* begin Data for this exercise *

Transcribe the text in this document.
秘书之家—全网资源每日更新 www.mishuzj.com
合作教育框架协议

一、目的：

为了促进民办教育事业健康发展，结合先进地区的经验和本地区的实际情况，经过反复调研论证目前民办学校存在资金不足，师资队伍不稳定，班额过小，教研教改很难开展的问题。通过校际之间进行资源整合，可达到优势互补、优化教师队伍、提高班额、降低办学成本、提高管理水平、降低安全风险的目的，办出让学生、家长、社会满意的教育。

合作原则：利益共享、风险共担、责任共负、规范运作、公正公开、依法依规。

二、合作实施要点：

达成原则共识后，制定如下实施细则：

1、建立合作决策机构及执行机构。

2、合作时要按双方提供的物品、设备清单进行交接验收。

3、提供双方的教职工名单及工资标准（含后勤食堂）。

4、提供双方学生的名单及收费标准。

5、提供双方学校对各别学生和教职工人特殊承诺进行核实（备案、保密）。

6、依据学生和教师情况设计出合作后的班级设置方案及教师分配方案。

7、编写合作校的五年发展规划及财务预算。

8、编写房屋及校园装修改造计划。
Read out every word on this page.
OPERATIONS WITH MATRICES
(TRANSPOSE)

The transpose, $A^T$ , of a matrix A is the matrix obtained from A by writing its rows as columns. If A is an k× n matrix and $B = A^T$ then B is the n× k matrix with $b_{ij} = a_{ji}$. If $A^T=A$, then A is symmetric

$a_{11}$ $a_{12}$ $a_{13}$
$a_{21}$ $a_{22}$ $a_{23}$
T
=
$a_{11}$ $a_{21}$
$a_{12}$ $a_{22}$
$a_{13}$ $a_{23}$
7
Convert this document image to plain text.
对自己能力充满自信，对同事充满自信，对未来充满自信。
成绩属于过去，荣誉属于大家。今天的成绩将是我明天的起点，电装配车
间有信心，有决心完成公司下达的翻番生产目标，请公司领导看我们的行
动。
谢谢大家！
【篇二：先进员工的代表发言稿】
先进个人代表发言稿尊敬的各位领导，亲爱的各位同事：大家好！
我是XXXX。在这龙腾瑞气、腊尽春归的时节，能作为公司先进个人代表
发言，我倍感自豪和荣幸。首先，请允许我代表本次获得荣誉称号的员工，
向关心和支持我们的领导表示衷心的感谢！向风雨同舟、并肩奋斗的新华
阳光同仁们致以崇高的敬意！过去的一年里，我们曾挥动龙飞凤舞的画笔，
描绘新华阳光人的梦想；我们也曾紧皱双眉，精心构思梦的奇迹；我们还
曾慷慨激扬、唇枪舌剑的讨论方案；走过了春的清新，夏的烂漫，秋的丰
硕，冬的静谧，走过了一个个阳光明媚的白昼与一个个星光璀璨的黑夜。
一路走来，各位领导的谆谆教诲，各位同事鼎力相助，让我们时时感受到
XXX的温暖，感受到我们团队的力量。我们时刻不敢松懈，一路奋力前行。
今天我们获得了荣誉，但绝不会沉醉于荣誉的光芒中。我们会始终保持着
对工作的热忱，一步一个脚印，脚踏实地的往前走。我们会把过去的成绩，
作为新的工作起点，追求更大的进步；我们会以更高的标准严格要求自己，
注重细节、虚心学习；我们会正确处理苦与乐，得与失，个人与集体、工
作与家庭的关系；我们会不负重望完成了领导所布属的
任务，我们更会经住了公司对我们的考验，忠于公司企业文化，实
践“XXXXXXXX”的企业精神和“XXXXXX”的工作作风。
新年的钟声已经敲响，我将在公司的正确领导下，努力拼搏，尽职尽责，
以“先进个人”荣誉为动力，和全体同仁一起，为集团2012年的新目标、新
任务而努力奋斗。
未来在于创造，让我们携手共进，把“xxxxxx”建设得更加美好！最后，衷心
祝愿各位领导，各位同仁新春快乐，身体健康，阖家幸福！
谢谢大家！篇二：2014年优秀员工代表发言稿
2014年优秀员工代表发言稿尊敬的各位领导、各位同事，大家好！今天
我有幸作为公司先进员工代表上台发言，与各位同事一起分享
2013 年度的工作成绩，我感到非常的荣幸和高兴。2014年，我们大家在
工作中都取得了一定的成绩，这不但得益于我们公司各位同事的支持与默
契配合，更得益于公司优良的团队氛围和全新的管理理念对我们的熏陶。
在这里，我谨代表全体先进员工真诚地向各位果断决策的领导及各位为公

* end Data for this exercise *

§ Task prompt
Print the records above in full, exactly.

§ Answer
Transcribe the text in this document.
秘书之家—全网资源每日更新 www.mishuzj.com
合作教育框架协议

一、目的：

为了促进民办教育事业健康发展，结合先进地区的经验和本地区的实际情况，经过反复调研论证目前民办学校存在资金不足，师资队伍不稳定，班额过小，教研教改很难开展的问题。通过校际之间进行资源整合，可达到优势互补、优化教师队伍、提高班额、降低办学成本、提高管理水平、降低安全风险的目的，办出让学生、家长、社会满意的教育。

合作原则：利益共享、风险共担、责任共负、规范运作、公正公开、依法依规。

二、合作实施要点：

达成原则共识后，制定如下实施细则：

1、建立合作决策机构及执行机构。

2、合作时要按双方提供的物品、设备清单进行交接验收。

3、提供双方的教职工名单及工资标准（含后勤食堂）。

4、提供双方学生的名单及收费标准。

5、提供双方学校对各别学生和教职工人特殊承诺进行核实（备案、保密）。

6、依据学生和教师情况设计出合作后的班级设置方案及教师分配方案。

7、编写合作校的五年发展规划及财务预算。

8、编写房屋及校园装修改造计划。
Read out every word on this page.
OPERATIONS WITH MATRICES
(TRANSPOSE)

The transpose, $A^T$ , of a matrix A is the matrix obtained from A by writing its rows as columns. If A is an k× n matrix and $B = A^T$ then B is the n× k matrix with $b_{ij} = a_{ji}$. If $A^T=A$, then A is symmetric

$a_{11}$ $a_{12}$ $a_{13}$
$a_{21}$ $a_{22}$ $a_{23}$
T
=
$a_{11}$ $a_{21}$
$a_{12}$ $a_{22}$
$a_{13}$ $a_{23}$
7
Convert this document image to plain text.
对自己能力充满自信，对同事充满自信，对未来充满自信。
成绩属于过去，荣誉属于大家。今天的成绩将是我明天的起点，电装配车
间有信心，有决心完成公司下达的翻番生产目标，请公司领导看我们的行
动。
谢谢大家！
【篇二：先进员工的代表发言稿】
先进个人代表发言稿尊敬的各位领导，亲爱的各位同事：大家好！
我是XXXX。在这龙腾瑞气、腊尽春归的时节，能作为公司先进个人代表
发言，我倍感自豪和荣幸。首先，请允许我代表本次获得荣誉称号的员工，
向关心和支持我们的领导表示衷心的感谢！向风雨同舟、并肩奋斗的新华
阳光同仁们致以崇高的敬意！过去的一年里，我们曾挥动龙飞凤舞的画笔，
描绘新华阳光人的梦想；我们也曾紧皱双眉，精心构思梦的奇迹；我们还
曾慷慨激扬、唇枪舌剑的讨论方案；走过了春的清新，夏的烂漫，秋的丰
硕，冬的静谧，走过了一个个阳光明媚的白昼与一个个星光璀璨的黑夜。
一路走来，各位领导的谆谆教诲，各位同事鼎力相助，让我们时时感受到
XXX的温暖，感受到我们团队的力量。我们时刻不敢松懈，一路奋力前行。
今天我们获得了荣誉，但绝不会沉醉于荣誉的光芒中。我们会始终保持着
对工作的热忱，一步一个脚印，脚踏实地的往前走。我们会把过去的成绩，
作为新的工作起点，追求更大的进步；我们会以更高的标准严格要求自己，
注重细节、虚心学习；我们会正确处理苦与乐，得与失，个人与集体、工
作与家庭的关系；我们会不负重望完成了领导所布属的
任务，我们更会经住了公司对我们的考验，忠于公司企业文化，实
践“XXXXXXXX”的企业精神和“XXXXXX”的工作作风。
新年的钟声已经敲响，我将在公司的正确领导下，努力拼搏，尽职尽责，
以“先进个人”荣誉为动力，和全体同仁一起，为集团2012年的新目标、新
任务而努力奋斗。
未来在于创造，让我们携手共进，把“xxxxxx”建设得更加美好！最后，衷心
祝愿各位领导，各位同仁新春快乐，身体健康，阖家幸福！
谢谢大家！篇二：2014年优秀员工代表发言稿
2014年优秀员工代表发言稿尊敬的各位领导、各位同事，大家好！今天
我有幸作为公司先进员工代表上台发言，与各位同事一起分享
2013 年度的工作成绩，我感到非常的荣幸和高兴。2014年，我们大家在
工作中都取得了一定的成绩，这不但得益于我们公司各位同事的支持与默
契配合，更得益于公司优良的团队氛围和全新的管理理念对我们的熏陶。
在这里，我谨代表全体先进员工真诚地向各位果断决策的领导及各位为公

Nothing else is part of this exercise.